**GOAL**
Below are some records. Copy every line in them that holds "this".

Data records
◇ ◇ ◇ ◇ ◇ ◇ ◇

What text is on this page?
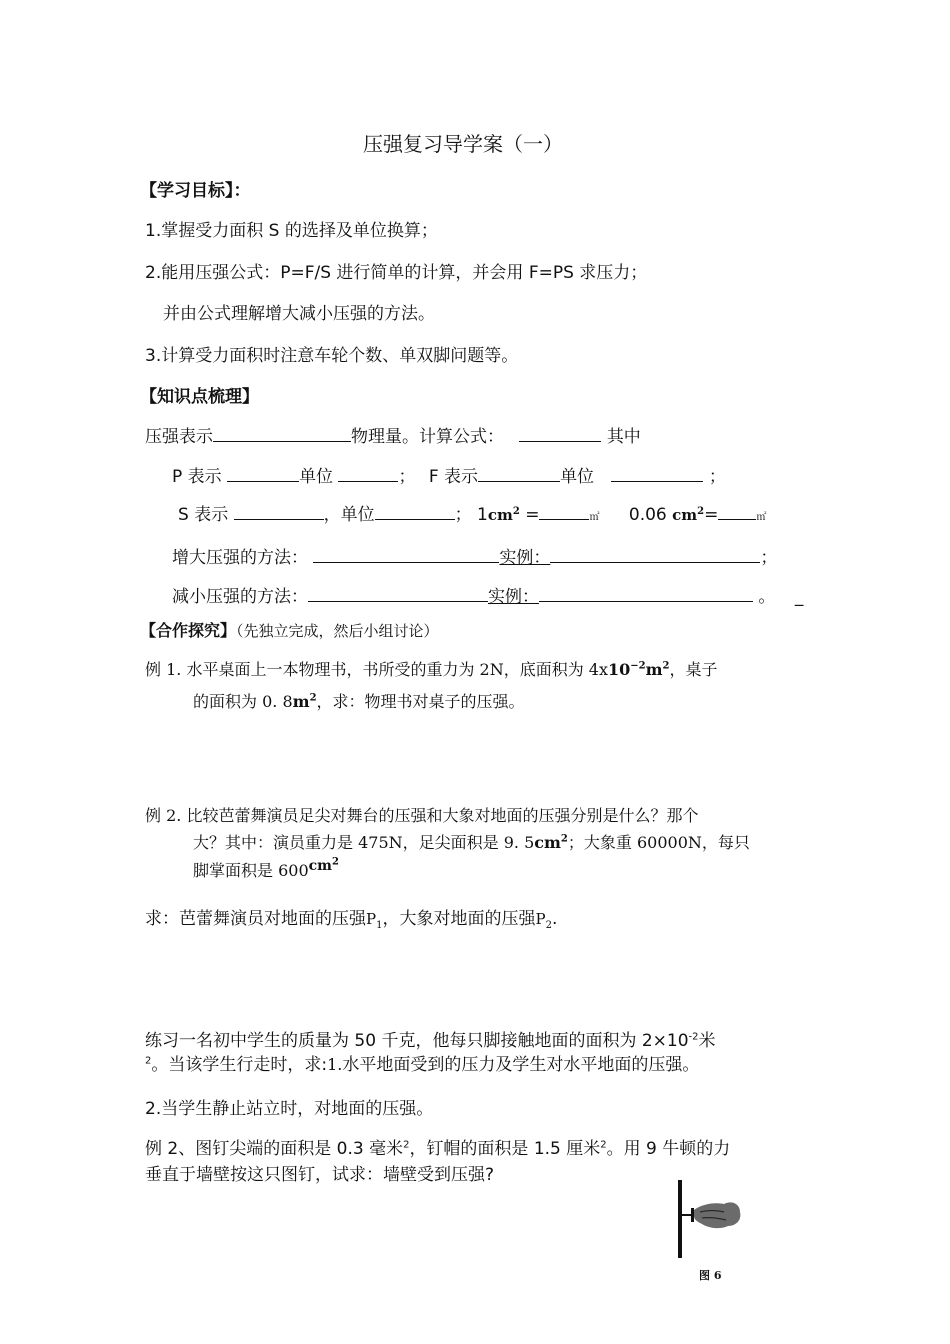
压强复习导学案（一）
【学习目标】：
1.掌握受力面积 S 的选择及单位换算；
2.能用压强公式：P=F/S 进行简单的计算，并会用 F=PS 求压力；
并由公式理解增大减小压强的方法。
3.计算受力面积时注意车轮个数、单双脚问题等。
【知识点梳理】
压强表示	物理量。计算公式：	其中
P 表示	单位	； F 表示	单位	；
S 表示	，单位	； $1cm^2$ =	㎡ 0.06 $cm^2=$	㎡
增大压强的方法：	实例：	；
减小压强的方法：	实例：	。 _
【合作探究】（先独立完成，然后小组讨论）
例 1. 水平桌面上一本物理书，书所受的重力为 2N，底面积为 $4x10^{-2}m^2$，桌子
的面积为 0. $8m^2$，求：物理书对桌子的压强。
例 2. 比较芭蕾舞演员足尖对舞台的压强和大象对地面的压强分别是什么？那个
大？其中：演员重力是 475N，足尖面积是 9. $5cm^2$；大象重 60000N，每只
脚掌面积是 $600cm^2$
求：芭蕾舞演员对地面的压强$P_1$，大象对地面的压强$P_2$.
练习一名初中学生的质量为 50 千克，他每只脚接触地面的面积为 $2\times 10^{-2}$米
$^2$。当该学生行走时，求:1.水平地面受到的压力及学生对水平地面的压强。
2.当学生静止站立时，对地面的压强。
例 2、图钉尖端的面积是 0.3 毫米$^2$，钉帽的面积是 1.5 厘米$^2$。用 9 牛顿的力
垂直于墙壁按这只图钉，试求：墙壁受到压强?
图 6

◇ ◇ ◇ ◇ ◇ ◇ ◇

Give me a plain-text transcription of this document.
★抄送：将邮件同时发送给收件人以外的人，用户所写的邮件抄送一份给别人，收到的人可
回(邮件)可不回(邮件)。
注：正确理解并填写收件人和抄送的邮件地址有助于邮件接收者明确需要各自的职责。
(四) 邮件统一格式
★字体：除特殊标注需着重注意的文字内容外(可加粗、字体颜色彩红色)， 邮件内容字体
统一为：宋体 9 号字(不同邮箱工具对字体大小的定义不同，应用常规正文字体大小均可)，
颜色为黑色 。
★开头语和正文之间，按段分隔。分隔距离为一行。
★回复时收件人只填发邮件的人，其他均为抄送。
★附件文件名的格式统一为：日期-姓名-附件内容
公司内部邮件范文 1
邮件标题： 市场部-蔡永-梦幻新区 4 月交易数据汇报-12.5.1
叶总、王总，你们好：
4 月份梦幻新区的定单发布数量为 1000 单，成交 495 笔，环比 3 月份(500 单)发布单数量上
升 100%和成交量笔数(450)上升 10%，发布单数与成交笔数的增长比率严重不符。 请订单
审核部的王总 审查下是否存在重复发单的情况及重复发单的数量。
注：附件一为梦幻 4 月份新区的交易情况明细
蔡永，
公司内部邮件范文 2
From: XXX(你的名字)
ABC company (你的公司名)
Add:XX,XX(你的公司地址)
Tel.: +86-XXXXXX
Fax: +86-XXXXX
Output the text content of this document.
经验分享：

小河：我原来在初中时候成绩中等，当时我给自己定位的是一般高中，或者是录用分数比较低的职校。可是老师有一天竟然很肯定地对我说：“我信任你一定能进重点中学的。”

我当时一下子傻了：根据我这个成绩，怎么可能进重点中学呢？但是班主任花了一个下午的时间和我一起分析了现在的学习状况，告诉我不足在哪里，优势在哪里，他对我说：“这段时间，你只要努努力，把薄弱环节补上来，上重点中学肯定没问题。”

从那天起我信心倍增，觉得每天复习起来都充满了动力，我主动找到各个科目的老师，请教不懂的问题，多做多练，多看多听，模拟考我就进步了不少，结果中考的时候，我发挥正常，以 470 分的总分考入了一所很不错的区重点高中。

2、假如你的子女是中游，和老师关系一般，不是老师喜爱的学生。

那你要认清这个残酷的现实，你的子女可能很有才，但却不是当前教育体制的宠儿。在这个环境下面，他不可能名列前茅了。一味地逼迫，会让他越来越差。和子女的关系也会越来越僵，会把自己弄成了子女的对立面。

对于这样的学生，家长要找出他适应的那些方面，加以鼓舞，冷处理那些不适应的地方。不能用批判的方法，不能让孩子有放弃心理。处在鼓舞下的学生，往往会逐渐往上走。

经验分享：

◇ ◇ ◇ ◇ ◇ ◇ ◇

**THE ANSWER**
What text is on this page?
Give me a plain-text transcription of this document.
Output the text content of this document.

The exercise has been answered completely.